**Task instructions:** Extract the lines that hold the string "will".

Stored data:
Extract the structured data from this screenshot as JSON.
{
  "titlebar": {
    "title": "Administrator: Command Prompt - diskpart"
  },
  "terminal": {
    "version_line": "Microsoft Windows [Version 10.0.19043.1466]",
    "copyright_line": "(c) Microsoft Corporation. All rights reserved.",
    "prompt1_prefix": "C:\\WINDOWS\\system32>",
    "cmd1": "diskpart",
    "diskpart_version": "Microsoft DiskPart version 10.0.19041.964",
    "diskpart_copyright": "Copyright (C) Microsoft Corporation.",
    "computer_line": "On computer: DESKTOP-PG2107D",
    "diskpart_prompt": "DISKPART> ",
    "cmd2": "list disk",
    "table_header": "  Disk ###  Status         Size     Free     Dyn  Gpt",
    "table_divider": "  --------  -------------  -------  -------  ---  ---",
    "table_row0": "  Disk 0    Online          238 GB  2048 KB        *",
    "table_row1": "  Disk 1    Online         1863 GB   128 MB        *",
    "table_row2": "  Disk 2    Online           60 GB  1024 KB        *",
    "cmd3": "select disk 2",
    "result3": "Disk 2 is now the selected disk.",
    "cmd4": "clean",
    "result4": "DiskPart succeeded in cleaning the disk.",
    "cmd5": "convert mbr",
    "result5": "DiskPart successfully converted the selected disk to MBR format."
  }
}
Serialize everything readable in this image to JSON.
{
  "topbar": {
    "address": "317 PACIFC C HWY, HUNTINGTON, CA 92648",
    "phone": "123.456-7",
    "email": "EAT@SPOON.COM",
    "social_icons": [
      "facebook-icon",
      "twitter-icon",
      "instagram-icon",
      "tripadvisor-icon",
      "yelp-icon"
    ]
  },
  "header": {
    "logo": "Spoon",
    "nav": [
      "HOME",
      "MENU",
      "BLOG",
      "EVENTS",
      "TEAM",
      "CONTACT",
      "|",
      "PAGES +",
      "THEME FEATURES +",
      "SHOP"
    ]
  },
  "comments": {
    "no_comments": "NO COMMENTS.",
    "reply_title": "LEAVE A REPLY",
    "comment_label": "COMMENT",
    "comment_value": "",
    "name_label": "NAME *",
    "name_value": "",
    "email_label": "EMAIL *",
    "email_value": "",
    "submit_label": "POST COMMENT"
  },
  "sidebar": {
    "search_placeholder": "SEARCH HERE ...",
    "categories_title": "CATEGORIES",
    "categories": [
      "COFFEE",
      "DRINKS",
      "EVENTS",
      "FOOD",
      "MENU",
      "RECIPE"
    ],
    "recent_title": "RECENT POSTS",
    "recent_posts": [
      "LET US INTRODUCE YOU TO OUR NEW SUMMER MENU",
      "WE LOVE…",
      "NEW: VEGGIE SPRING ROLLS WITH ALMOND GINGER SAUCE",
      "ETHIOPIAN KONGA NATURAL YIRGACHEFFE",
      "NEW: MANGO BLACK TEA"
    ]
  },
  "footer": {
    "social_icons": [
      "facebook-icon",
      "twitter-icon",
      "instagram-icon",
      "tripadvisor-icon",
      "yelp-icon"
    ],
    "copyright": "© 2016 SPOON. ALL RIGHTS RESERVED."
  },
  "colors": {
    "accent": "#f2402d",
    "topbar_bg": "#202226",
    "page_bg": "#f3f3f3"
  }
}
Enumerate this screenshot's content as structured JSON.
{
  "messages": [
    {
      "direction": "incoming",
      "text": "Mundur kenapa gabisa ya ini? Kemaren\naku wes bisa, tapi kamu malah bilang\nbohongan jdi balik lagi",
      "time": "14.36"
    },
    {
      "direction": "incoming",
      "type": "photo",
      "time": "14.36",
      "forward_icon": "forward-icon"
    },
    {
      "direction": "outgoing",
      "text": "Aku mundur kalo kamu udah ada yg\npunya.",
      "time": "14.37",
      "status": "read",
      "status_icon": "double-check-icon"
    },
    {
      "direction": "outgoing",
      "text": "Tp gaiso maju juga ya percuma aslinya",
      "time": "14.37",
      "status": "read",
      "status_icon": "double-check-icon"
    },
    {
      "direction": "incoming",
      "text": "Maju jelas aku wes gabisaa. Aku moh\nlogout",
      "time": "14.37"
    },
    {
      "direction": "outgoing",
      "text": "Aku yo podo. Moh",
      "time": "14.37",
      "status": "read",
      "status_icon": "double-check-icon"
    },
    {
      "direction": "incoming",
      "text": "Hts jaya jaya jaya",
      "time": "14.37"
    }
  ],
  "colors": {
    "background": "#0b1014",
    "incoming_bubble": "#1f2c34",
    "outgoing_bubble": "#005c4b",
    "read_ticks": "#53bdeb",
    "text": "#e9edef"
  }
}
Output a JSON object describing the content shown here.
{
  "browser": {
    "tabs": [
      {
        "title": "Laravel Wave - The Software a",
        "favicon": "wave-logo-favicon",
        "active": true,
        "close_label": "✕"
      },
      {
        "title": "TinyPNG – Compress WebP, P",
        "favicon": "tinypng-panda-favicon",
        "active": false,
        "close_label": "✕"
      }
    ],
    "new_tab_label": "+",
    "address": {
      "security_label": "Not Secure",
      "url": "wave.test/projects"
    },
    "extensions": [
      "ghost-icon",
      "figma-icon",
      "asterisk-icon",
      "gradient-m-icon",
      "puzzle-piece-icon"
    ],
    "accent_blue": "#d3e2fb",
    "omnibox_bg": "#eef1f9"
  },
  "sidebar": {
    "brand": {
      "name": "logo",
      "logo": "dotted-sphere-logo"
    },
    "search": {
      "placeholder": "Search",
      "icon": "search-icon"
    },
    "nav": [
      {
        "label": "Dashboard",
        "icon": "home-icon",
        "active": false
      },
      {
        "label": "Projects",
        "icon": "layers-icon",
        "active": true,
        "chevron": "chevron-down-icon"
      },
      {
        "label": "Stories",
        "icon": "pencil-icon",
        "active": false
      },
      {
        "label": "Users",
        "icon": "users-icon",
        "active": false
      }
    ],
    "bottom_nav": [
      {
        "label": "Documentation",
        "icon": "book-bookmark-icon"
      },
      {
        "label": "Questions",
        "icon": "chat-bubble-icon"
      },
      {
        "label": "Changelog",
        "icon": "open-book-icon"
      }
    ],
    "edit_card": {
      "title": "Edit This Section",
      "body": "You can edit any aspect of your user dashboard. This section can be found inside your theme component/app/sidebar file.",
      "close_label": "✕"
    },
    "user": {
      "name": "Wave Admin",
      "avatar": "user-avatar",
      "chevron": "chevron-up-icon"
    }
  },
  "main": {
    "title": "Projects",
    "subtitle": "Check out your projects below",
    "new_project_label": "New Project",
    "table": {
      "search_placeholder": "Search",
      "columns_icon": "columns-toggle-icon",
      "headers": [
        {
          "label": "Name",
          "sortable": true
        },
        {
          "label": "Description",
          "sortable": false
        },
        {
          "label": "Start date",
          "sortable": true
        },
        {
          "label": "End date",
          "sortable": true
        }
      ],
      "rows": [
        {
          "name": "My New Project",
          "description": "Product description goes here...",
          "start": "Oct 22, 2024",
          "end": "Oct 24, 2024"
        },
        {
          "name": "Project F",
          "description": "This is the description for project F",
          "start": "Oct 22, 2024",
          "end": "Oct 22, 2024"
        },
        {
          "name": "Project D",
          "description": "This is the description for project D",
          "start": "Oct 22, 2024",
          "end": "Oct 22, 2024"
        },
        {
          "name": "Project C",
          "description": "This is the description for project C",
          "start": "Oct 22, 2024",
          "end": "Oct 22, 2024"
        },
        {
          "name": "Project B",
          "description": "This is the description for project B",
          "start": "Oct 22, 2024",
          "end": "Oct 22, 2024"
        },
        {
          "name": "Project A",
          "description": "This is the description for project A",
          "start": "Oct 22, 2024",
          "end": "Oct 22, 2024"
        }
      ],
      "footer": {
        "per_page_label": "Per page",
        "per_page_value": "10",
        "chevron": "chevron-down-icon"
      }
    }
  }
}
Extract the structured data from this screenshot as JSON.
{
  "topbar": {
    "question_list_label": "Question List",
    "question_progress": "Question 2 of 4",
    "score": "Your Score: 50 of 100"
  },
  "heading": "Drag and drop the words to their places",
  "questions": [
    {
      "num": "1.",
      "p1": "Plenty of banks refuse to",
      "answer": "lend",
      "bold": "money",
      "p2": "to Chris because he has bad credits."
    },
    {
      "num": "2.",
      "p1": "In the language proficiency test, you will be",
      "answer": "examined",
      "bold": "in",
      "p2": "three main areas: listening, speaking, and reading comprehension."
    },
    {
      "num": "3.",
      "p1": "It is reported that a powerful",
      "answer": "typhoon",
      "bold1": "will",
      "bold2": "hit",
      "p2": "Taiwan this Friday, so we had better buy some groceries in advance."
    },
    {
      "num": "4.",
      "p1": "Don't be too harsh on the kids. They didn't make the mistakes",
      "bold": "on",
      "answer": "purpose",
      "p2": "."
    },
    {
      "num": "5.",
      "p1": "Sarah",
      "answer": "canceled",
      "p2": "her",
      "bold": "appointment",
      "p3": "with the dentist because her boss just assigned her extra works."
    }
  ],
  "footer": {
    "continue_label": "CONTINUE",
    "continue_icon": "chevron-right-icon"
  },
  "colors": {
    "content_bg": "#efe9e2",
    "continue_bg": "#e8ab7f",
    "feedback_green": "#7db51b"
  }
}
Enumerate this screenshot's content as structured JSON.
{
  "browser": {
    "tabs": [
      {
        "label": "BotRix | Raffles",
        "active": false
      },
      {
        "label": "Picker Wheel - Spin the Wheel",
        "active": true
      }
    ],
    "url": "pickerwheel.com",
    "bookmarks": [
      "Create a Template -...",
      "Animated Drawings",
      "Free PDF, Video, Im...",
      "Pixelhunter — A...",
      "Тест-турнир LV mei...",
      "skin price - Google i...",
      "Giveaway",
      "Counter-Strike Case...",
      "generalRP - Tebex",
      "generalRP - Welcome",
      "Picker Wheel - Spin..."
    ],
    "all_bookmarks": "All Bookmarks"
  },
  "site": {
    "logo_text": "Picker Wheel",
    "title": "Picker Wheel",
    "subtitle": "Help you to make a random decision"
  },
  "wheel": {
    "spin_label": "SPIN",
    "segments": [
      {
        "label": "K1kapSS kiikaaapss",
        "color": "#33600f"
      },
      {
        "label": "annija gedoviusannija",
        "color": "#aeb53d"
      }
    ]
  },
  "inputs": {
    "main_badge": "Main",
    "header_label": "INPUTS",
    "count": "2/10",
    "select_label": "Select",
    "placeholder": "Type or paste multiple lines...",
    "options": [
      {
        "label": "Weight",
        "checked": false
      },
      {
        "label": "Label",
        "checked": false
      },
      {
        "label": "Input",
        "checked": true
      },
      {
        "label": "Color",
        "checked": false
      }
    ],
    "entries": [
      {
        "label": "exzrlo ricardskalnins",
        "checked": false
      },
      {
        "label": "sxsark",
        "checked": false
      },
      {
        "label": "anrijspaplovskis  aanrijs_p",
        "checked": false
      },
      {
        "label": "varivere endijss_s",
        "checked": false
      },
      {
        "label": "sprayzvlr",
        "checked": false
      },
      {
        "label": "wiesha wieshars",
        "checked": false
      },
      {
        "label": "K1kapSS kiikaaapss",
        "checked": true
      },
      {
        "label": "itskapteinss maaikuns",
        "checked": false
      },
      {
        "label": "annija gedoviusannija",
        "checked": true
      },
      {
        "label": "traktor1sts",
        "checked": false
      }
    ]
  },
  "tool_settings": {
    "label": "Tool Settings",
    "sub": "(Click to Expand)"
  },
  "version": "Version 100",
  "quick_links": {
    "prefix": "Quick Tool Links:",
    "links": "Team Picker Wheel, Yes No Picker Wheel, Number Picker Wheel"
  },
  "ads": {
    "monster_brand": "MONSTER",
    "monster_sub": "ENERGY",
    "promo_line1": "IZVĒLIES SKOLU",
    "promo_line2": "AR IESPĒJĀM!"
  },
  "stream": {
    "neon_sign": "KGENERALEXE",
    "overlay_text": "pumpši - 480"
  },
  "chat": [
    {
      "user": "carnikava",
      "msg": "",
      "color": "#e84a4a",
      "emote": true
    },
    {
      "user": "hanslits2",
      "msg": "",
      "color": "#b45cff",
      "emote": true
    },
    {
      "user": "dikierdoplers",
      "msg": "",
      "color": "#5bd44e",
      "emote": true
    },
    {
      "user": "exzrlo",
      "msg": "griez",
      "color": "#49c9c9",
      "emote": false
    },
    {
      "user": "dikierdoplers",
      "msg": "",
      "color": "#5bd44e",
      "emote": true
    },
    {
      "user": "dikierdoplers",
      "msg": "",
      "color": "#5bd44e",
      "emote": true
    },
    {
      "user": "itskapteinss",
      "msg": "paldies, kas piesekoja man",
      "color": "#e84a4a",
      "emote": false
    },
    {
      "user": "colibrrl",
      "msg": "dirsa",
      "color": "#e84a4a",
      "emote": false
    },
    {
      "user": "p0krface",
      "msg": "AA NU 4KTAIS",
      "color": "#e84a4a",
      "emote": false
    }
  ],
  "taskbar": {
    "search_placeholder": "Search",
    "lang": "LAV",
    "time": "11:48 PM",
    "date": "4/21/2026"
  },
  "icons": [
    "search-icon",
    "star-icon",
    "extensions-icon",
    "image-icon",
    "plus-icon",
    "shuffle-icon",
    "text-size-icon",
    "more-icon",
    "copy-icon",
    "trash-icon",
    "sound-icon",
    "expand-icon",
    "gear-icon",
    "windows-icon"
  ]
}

**Task answer:**
      "p1": "In the language proficiency test, you will be",
      "bold1": "will",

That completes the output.